▸ **To be done**
Without including any images, reproduce each entry exactly.

▸ **Entries shown**

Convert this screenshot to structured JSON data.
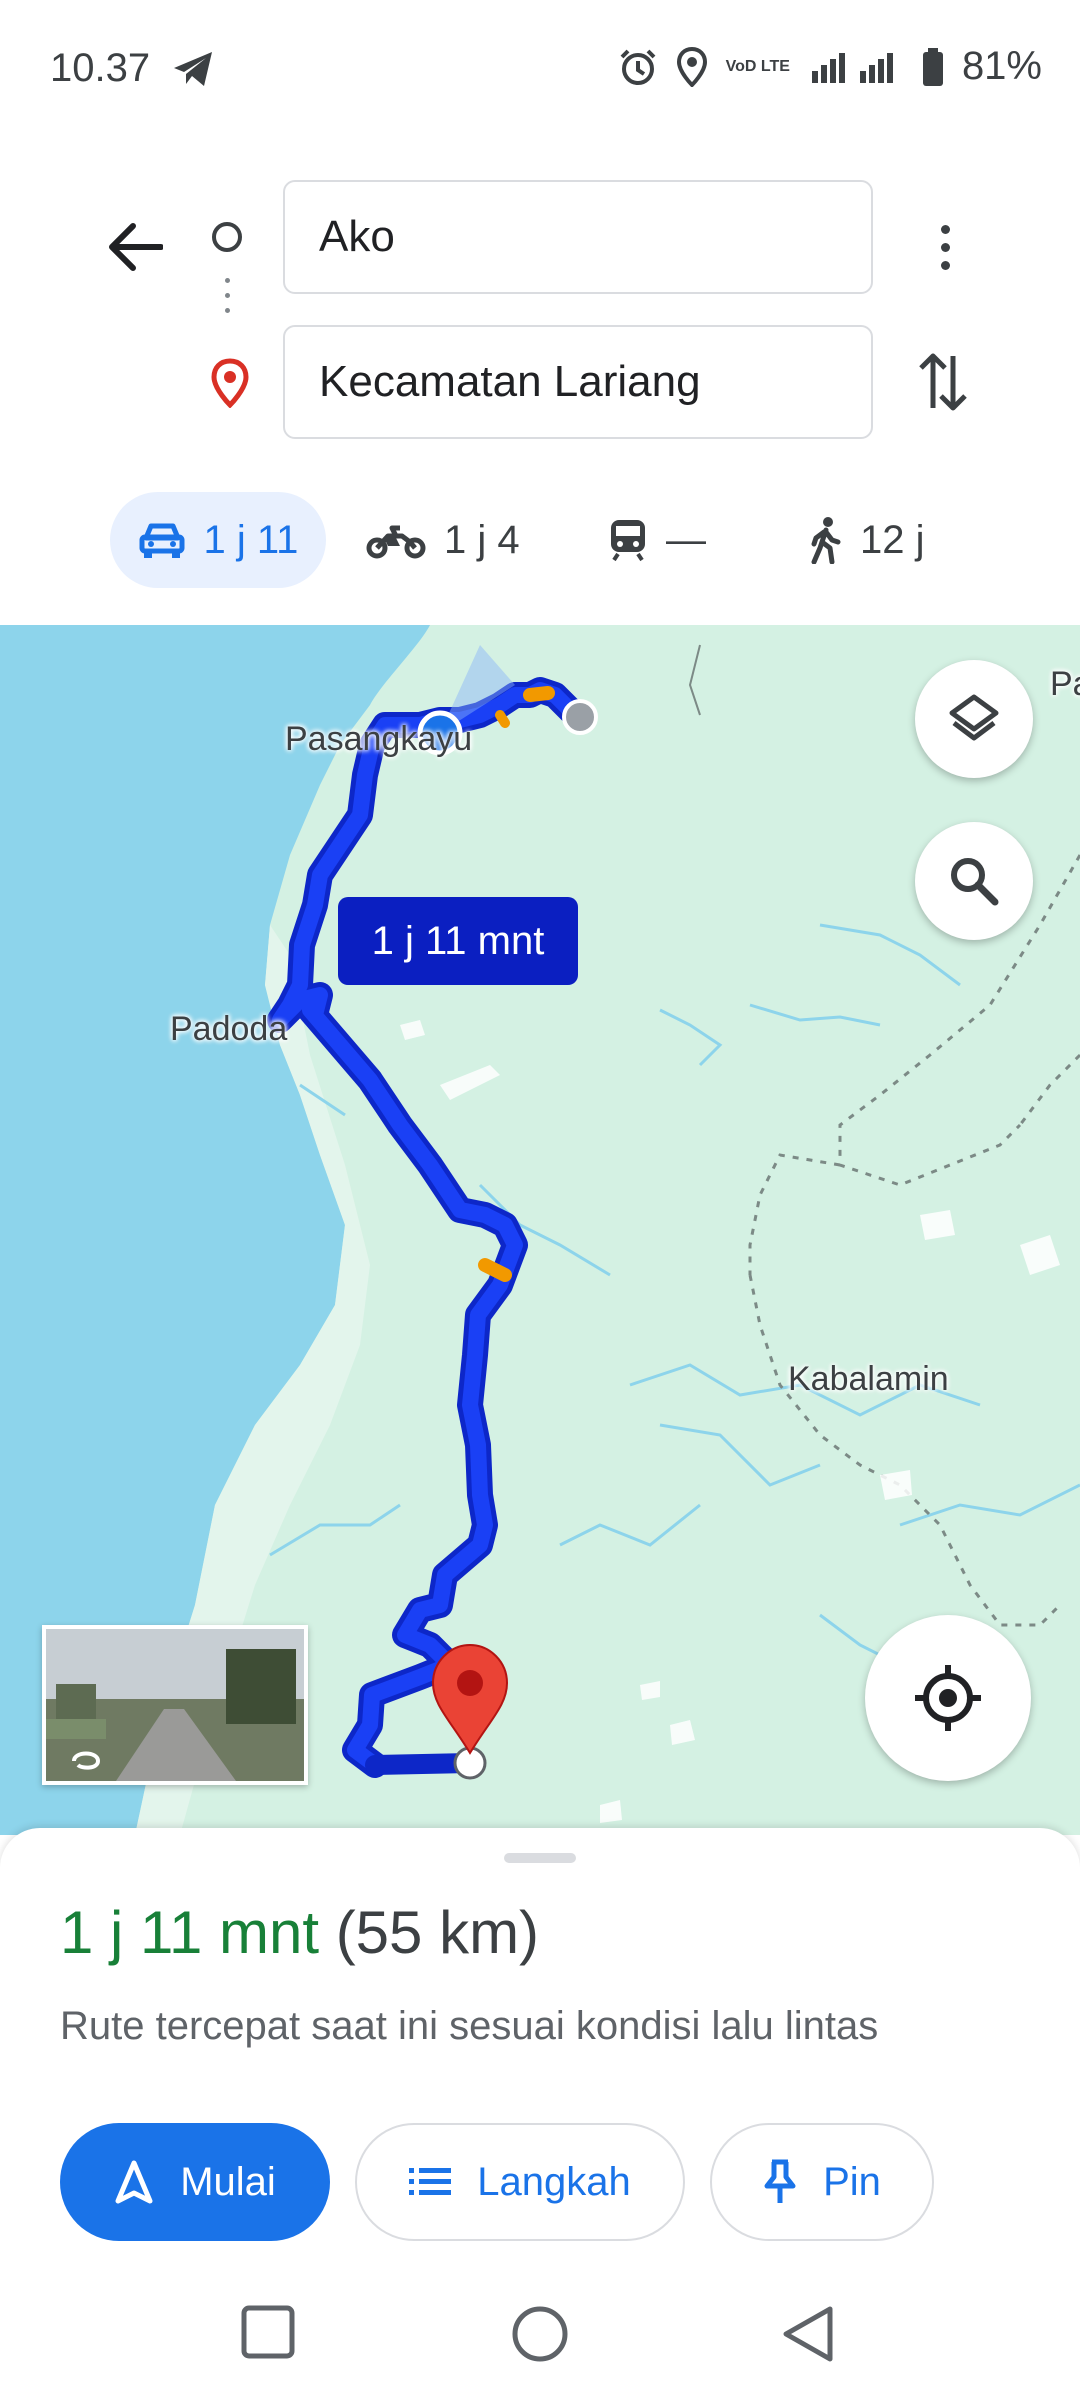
{
  "status_bar": {
    "time": "10.37",
    "battery": "81%",
    "volte_label": "VoD LTE",
    "lte_label": "LTE"
  },
  "directions": {
    "origin": "Ako",
    "destination": "Kecamatan Lariang"
  },
  "travel_modes": [
    {
      "icon": "car-icon",
      "label": "1 j 11",
      "selected": true
    },
    {
      "icon": "motorcycle-icon",
      "label": "1 j 4"
    },
    {
      "icon": "transit-icon",
      "label": "—"
    },
    {
      "icon": "walk-icon",
      "label": "12 j"
    }
  ],
  "map": {
    "labels": {
      "pasangkayu": "Pasangkayu",
      "padoda": "Padoda",
      "kabalamin": "Kabalamin",
      "edge": "Pa"
    },
    "route_eta": "1 j 11 mnt",
    "colors": {
      "route": "#1a33f0",
      "water": "#8dd4eb",
      "land": "#d4f1e3",
      "traffic": "#f29900"
    }
  },
  "summary": {
    "duration": "1 j 11 mnt",
    "distance": "(55 km)",
    "description": "Rute tercepat saat ini sesuai kondisi lalu lintas"
  },
  "actions": {
    "start": "Mulai",
    "steps": "Langkah",
    "pin": "Pin"
  }
}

▸ **Answer below**
Convert this screenshot to structured JSON data.
{
  "status_bar": {
    "time": "10.37",
    "battery": "81%",
    "volte_label": "VoD LTE",
    "lte_label": "LTE"
  },
  "directions": {
    "origin": "Ako",
    "destination": "Kecamatan Lariang"
  },
  "travel_modes": [
    {
      "icon": "car-icon",
      "label": "1 j 11",
      "selected": true
    },
    {
      "icon": "motorcycle-icon",
      "label": "1 j 4"
    },
    {
      "icon": "transit-icon",
      "label": "—"
    },
    {
      "icon": "walk-icon",
      "label": "12 j"
    }
  ],
  "map": {
    "labels": {
      "pasangkayu": "Pasangkayu",
      "padoda": "Padoda",
      "kabalamin": "Kabalamin",
      "edge": "Pa"
    },
    "route_eta": "1 j 11 mnt",
    "colors": {
      "route": "#1a33f0",
      "water": "#8dd4eb",
      "land": "#d4f1e3",
      "traffic": "#f29900"
    }
  },
  "summary": {
    "duration": "1 j 11 mnt",
    "distance": "(55 km)",
    "description": "Rute tercepat saat ini sesuai kondisi lalu lintas"
  },
  "actions": {
    "start": "Mulai",
    "steps": "Langkah",
    "pin": "Pin"
  }
}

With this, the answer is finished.